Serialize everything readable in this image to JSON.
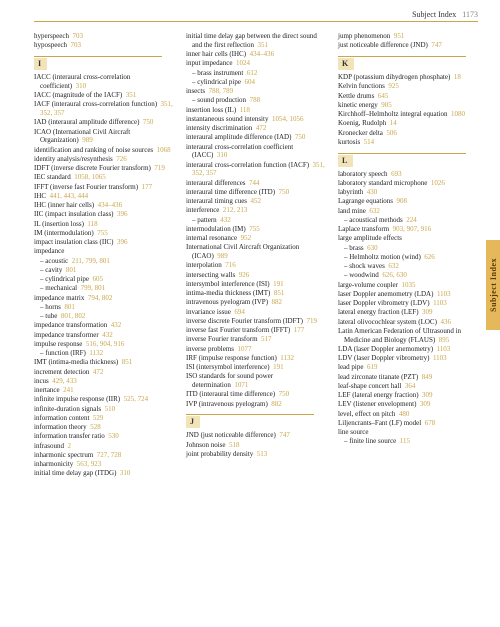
{
  "header": {
    "title": "Subject Index",
    "page_number": "1173"
  },
  "side_tab": "Subject Index",
  "colors": {
    "accent": "#c9a64b",
    "tab_bg": "#e6b85c",
    "tab_text": "#5a3a00",
    "letter_bg": "#f2e3b8",
    "page_num_color": "#c9a64b"
  },
  "columns": [
    [
      {
        "t": "e",
        "text": "hyperspeech",
        "pg": "703"
      },
      {
        "t": "e",
        "text": "hypospeech",
        "pg": "703"
      },
      {
        "t": "L",
        "letter": "I"
      },
      {
        "t": "e",
        "text": "IACC (interaural cross-correlation coefficient)",
        "pg": "310"
      },
      {
        "t": "e",
        "text": "IACC (magnitude of the IACF)",
        "pg": "351"
      },
      {
        "t": "e",
        "text": "IACF (interaural cross-correlation function)",
        "pg": "351, 352, 357"
      },
      {
        "t": "e",
        "text": "IAD (interaural amplitude difference)",
        "pg": "750"
      },
      {
        "t": "e",
        "text": "ICAO (International Civil Aircraft Organization)",
        "pg": "989"
      },
      {
        "t": "e",
        "text": "identification and ranking of noise sources",
        "pg": "1068"
      },
      {
        "t": "e",
        "text": "identity analysis/resynthesis",
        "pg": "726"
      },
      {
        "t": "e",
        "text": "IDFT (inverse discrete Fourier transform)",
        "pg": "719"
      },
      {
        "t": "e",
        "text": "IEC standard",
        "pg": "1058, 1065"
      },
      {
        "t": "e",
        "text": "IFFT (inverse fast Fourier transform)",
        "pg": "177"
      },
      {
        "t": "e",
        "text": "IHC",
        "pg": "441, 443, 444"
      },
      {
        "t": "e",
        "text": "IHC (inner hair cells)",
        "pg": "434–436"
      },
      {
        "t": "e",
        "text": "IIC (impact insulation class)",
        "pg": "396"
      },
      {
        "t": "e",
        "text": "IL (insertion loss)",
        "pg": "118"
      },
      {
        "t": "e",
        "text": "IM (intermodulation)",
        "pg": "755"
      },
      {
        "t": "e",
        "text": "impact insulation class (IIC)",
        "pg": "396"
      },
      {
        "t": "e",
        "text": "impedance",
        "pg": ""
      },
      {
        "t": "s",
        "text": "– acoustic",
        "pg": "211, 799, 801"
      },
      {
        "t": "s",
        "text": "– cavity",
        "pg": "801"
      },
      {
        "t": "s",
        "text": "– cylindrical pipe",
        "pg": "605"
      },
      {
        "t": "s",
        "text": "– mechanical",
        "pg": "799, 801"
      },
      {
        "t": "e",
        "text": "impedance matrix",
        "pg": "794, 802"
      },
      {
        "t": "s",
        "text": "– horns",
        "pg": "801"
      },
      {
        "t": "s",
        "text": "– tube",
        "pg": "801, 802"
      },
      {
        "t": "e",
        "text": "impedance transformation",
        "pg": "432"
      },
      {
        "t": "e",
        "text": "impedance transformer",
        "pg": "432"
      },
      {
        "t": "e",
        "text": "impulse response",
        "pg": "516, 904, 916"
      },
      {
        "t": "s",
        "text": "– function (IRF)",
        "pg": "1132"
      },
      {
        "t": "e",
        "text": "IMT (intima-media thickness)",
        "pg": "851"
      },
      {
        "t": "e",
        "text": "increment detection",
        "pg": "472"
      },
      {
        "t": "e",
        "text": "incus",
        "pg": "429, 433"
      },
      {
        "t": "e",
        "text": "inertance",
        "pg": "241"
      },
      {
        "t": "e",
        "text": "infinite impulse response (IIR)",
        "pg": "525, 724"
      },
      {
        "t": "e",
        "text": "infinite-duration signals",
        "pg": "510"
      },
      {
        "t": "e",
        "text": "information content",
        "pg": "529"
      },
      {
        "t": "e",
        "text": "information theory",
        "pg": "528"
      },
      {
        "t": "e",
        "text": "information transfer ratio",
        "pg": "530"
      },
      {
        "t": "e",
        "text": "infrasound",
        "pg": "2"
      },
      {
        "t": "e",
        "text": "inharmonic spectrum",
        "pg": "727, 728"
      },
      {
        "t": "e",
        "text": "inharmonicity",
        "pg": "563, 923"
      },
      {
        "t": "e",
        "text": "initial time delay gap (ITDG)",
        "pg": "310"
      }
    ],
    [
      {
        "t": "e",
        "text": "initial time delay gap between the direct sound and the first reflection",
        "pg": "351"
      },
      {
        "t": "e",
        "text": "inner hair cells (IHC)",
        "pg": "434–436"
      },
      {
        "t": "e",
        "text": "input impedance",
        "pg": "1024"
      },
      {
        "t": "s",
        "text": "– brass instrument",
        "pg": "612"
      },
      {
        "t": "s",
        "text": "– cylindrical pipe",
        "pg": "604"
      },
      {
        "t": "e",
        "text": "insects",
        "pg": "788, 789"
      },
      {
        "t": "s",
        "text": "– sound production",
        "pg": "788"
      },
      {
        "t": "e",
        "text": "insertion loss (IL)",
        "pg": "118"
      },
      {
        "t": "e",
        "text": "instantaneous sound intensity",
        "pg": "1054, 1056"
      },
      {
        "t": "e",
        "text": "intensity discrimination",
        "pg": "472"
      },
      {
        "t": "e",
        "text": "interaural amplitude difference (IAD)",
        "pg": "750"
      },
      {
        "t": "e",
        "text": "interaural cross-correlation coefficient (IACC)",
        "pg": "310"
      },
      {
        "t": "e",
        "text": "interaural cross-correlation function (IACF)",
        "pg": "351, 352, 357"
      },
      {
        "t": "e",
        "text": "interaural differences",
        "pg": "744"
      },
      {
        "t": "e",
        "text": "interaural time difference (ITD)",
        "pg": "750"
      },
      {
        "t": "e",
        "text": "interaural timing cues",
        "pg": "452"
      },
      {
        "t": "e",
        "text": "interference",
        "pg": "212, 213"
      },
      {
        "t": "s",
        "text": "– pattern",
        "pg": "432"
      },
      {
        "t": "e",
        "text": "intermodulation (IM)",
        "pg": "755"
      },
      {
        "t": "e",
        "text": "internal resonance",
        "pg": "952"
      },
      {
        "t": "e",
        "text": "International Civil Aircraft Organization (ICAO)",
        "pg": "989"
      },
      {
        "t": "e",
        "text": "interpolation",
        "pg": "716"
      },
      {
        "t": "e",
        "text": "intersecting walls",
        "pg": "926"
      },
      {
        "t": "e",
        "text": "intersymbol interference (ISI)",
        "pg": "191"
      },
      {
        "t": "e",
        "text": "intima-media thickness (IMT)",
        "pg": "851"
      },
      {
        "t": "e",
        "text": "intravenous pyelogram (IVP)",
        "pg": "882"
      },
      {
        "t": "e",
        "text": "invariance issue",
        "pg": "694"
      },
      {
        "t": "e",
        "text": "inverse discrete Fourier transform (IDFT)",
        "pg": "719"
      },
      {
        "t": "e",
        "text": "inverse fast Fourier transform (IFFT)",
        "pg": "177"
      },
      {
        "t": "e",
        "text": "inverse Fourier transform",
        "pg": "517"
      },
      {
        "t": "e",
        "text": "inverse problems",
        "pg": "1077"
      },
      {
        "t": "e",
        "text": "IRF (impulse response function)",
        "pg": "1132"
      },
      {
        "t": "e",
        "text": "ISI (intersymbol interference)",
        "pg": "191"
      },
      {
        "t": "e",
        "text": "ISO standards for sound power determination",
        "pg": "1071"
      },
      {
        "t": "e",
        "text": "ITD (interaural time difference)",
        "pg": "750"
      },
      {
        "t": "e",
        "text": "IVP (intravenous pyelogram)",
        "pg": "882"
      },
      {
        "t": "L",
        "letter": "J"
      },
      {
        "t": "e",
        "text": "JND (just noticeable difference)",
        "pg": "747"
      },
      {
        "t": "e",
        "text": "Johnson noise",
        "pg": "518"
      },
      {
        "t": "e",
        "text": "joint probability density",
        "pg": "513"
      }
    ],
    [
      {
        "t": "e",
        "text": "jump phenomenon",
        "pg": "951"
      },
      {
        "t": "e",
        "text": "just noticeable difference (JND)",
        "pg": "747"
      },
      {
        "t": "L",
        "letter": "K"
      },
      {
        "t": "e",
        "text": "KDP (potassium dihydrogen phosphate)",
        "pg": "18"
      },
      {
        "t": "e",
        "text": "Kelvin functions",
        "pg": "925"
      },
      {
        "t": "e",
        "text": "Kettle drums",
        "pg": "645"
      },
      {
        "t": "e",
        "text": "kinetic energy",
        "pg": "905"
      },
      {
        "t": "e",
        "text": "Kirchhoff–Helmholtz integral equation",
        "pg": "1080"
      },
      {
        "t": "e",
        "text": "Koenig, Rudolph",
        "pg": "14"
      },
      {
        "t": "e",
        "text": "Kronecker delta",
        "pg": "506"
      },
      {
        "t": "e",
        "text": "kurtosis",
        "pg": "514"
      },
      {
        "t": "L",
        "letter": "L"
      },
      {
        "t": "e",
        "text": "laboratory speech",
        "pg": "693"
      },
      {
        "t": "e",
        "text": "laboratory standard microphone",
        "pg": "1026"
      },
      {
        "t": "e",
        "text": "labyrinth",
        "pg": "430"
      },
      {
        "t": "e",
        "text": "Lagrange equations",
        "pg": "908"
      },
      {
        "t": "e",
        "text": "land mine",
        "pg": "632"
      },
      {
        "t": "s",
        "text": "– acoustical methods",
        "pg": "224"
      },
      {
        "t": "e",
        "text": "Laplace transform",
        "pg": "903, 907, 916"
      },
      {
        "t": "e",
        "text": "large amplitude effects",
        "pg": ""
      },
      {
        "t": "s",
        "text": "– brass",
        "pg": "630"
      },
      {
        "t": "s",
        "text": "– Helmholtz motion (wind)",
        "pg": "626"
      },
      {
        "t": "s",
        "text": "– shock waves",
        "pg": "632"
      },
      {
        "t": "s",
        "text": "– woodwind",
        "pg": "626, 630"
      },
      {
        "t": "e",
        "text": "large-volume coupler",
        "pg": "1035"
      },
      {
        "t": "e",
        "text": "laser Doppler anemometry (LDA)",
        "pg": "1103"
      },
      {
        "t": "e",
        "text": "laser Doppler vibrometry (LDV)",
        "pg": "1103"
      },
      {
        "t": "e",
        "text": "lateral energy fraction (LEF)",
        "pg": "309"
      },
      {
        "t": "e",
        "text": "lateral olivocochlear system (LOC)",
        "pg": "436"
      },
      {
        "t": "e",
        "text": "Latin American Federation of Ultrasound in Medicine and Biology (FLAUS)",
        "pg": "895"
      },
      {
        "t": "e",
        "text": "LDA (laser Doppler anemometry)",
        "pg": "1103"
      },
      {
        "t": "e",
        "text": "LDV (laser Doppler vibrometry)",
        "pg": "1103"
      },
      {
        "t": "e",
        "text": "lead pipe",
        "pg": "619"
      },
      {
        "t": "e",
        "text": "lead zirconate titanate (PZT)",
        "pg": "849"
      },
      {
        "t": "e",
        "text": "leaf-shape concert hall",
        "pg": "364"
      },
      {
        "t": "e",
        "text": "LEF (lateral energy fraction)",
        "pg": "309"
      },
      {
        "t": "e",
        "text": "LEV (listener envelopment)",
        "pg": "309"
      },
      {
        "t": "e",
        "text": "level, effect on pitch",
        "pg": "480"
      },
      {
        "t": "e",
        "text": "Liljencrants–Fant (LF) model",
        "pg": "678"
      },
      {
        "t": "e",
        "text": "line source",
        "pg": ""
      },
      {
        "t": "s",
        "text": "– finite line source",
        "pg": "115"
      }
    ]
  ]
}
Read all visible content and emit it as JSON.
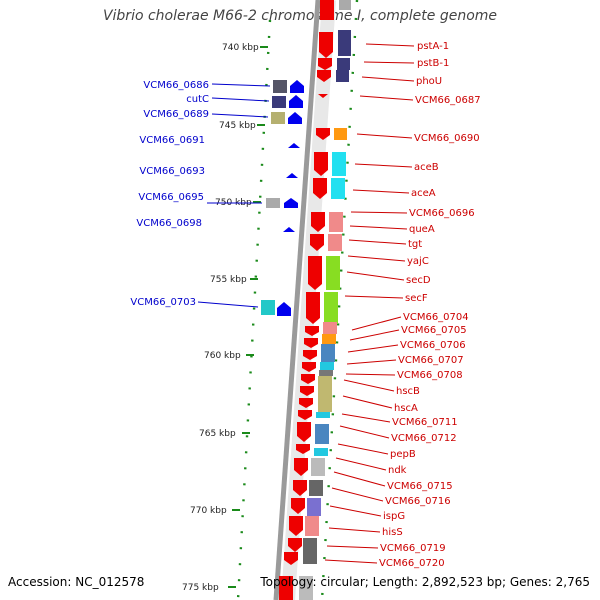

What the task asks: What is needed is a single figure, the number of lines in the entries above that contain "intersymbol".

Task result: 2